=== 原文 ===

前回このコラム(「ブロードバンド時代にLモード? 」)で,固定電話インターネット接続サービスの「Lモード」はブロードバンド時代に逆行する存在だと書いた。読者の方からは,「反対」「応援」さまざまな声をいただいた。しかし,文中で指摘した重要な観点が,必ずしもきっちりと御理解いただけていないように思えたので,再度このテーマを取り上げたい。

 筆者がいろいろと問題を指摘したなかでもっとも重要なことは,このサービスが回線を1本占有する点だ。Lモードを使っているあいだは電話を掛けられないし,かかってもこないのだ。

 家族に急病人が発生したと想像してほしい。近くの救急病院も検索したいし,職場のお父さんにも連絡を取りたい,でもお父さんは客先に出かけて不在,コールバックを待たなければならないなどというときに,この仕組みは機能しない。もっと危険なのは災害時だ。火事,洪水,地震などのときに慌ててLモードを使い,電話回線を占有してしまうと,電話網の破綻(輻輳)につながる。

===

**課題 A:**
Lモードのコラムに基づき、次の問いに答えよ。
(i) 筆者が前回書いたコラムの題名は何か。
(ii) 筆者が指摘した問題のうち、もっとも重要とするのはどの点か。
(iii) 災害時に慌ててLモードを使い電話回線を占有すると、何につながるとされているか。
**課題 B:** Lモードのコラムを、最後の文の後から書き継げ。

=== 入力データ ===

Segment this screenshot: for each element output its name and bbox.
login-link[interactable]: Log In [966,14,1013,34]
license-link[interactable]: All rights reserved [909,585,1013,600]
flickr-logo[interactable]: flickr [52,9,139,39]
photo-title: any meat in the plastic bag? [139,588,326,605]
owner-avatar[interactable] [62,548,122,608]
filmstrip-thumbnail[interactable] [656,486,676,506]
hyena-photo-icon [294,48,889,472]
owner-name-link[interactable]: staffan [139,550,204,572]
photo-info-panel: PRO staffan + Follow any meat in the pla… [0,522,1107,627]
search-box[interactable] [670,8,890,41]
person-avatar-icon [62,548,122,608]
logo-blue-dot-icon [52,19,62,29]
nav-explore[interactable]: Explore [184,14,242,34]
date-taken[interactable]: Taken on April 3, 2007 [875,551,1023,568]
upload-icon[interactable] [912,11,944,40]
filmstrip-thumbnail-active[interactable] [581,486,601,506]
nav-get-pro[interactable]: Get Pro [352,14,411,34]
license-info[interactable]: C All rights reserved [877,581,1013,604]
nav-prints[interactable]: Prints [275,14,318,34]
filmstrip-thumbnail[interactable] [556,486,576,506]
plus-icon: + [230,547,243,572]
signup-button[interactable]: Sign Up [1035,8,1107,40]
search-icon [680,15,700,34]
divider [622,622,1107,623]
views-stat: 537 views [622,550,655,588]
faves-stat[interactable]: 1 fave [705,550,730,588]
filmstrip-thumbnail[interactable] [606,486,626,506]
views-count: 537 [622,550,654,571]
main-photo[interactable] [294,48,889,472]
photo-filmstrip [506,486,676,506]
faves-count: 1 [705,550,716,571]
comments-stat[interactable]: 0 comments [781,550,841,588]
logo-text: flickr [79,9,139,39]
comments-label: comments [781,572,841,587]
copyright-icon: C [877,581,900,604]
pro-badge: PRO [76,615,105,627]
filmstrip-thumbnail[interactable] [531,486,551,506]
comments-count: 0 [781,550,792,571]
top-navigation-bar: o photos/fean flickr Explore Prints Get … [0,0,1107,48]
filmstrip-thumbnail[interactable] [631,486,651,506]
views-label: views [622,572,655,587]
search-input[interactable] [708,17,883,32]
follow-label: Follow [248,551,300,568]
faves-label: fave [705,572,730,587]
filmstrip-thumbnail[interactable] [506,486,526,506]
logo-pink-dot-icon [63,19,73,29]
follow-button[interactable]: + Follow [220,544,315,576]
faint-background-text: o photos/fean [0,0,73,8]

===

**解答 A:**
(i) 「ブロードバンド時代にLモード? 」
(ii) Lモードが回線を1本占有する点。使っているあいだは電話を掛けられず、かかってもこない。
(iii) 電話網の破綻(輻輳)。

**解答 B:**
 「緊急時にはできるだけ利用をお控え下さい」と注意書きを書かなければならないような情報端末に意味があるのだろうか?

NTTはISDN拡販に必死

 あきれ返ることに,最近我が家にNTT東日本から,「インターネット接続に便利だからISDNにしませんか?」という勧誘がしきりに来るようになった。郵便ポストにパンフレットが投げ込まれたり,電話代の計算書にDMが同封されていたり・・・。勧誘の電話担当者に「Lモードを使っているあいだは電話が使えない」ことを質問すると,「そういう場合にもISDNなら大丈夫ですよ」との答えが返ってきた。

 ああ,そうだったのか,ISDN回線をとにかく使ってもらいたいのがホンネなのだ。「Lモードはそのための戦略商品?」とは思いたくないが,根底でこの二つはつながる。

 膨大な投資をして構築したISDN設備のコスト回収ができないままADSLに移行されてはならじと頑張るのは十分に理解できるが,インターネットを楽しみたいユーザーに低速で高価なISDN回線をじゅうたん爆撃のように勧誘しているのは,やはり時代に逆行している。

 私の老母のところにも同じ勧誘が来た。危うく2倍近い料金を払うようになるところだったのを寸前でおさえたが,もしISDN化されてしまえば,ADSL化は再度アナログに戻す必要があるので先延ばしとなる。こうして全国的にADSL化が阻害されていると考えるのは,うがち過ぎだろうか。

 いまこそ,負の遺産はすっぱり切り捨て,国民一人ひとりが本当に満足できるネットワーク時代を演出していってほしいと願わずにはいられない。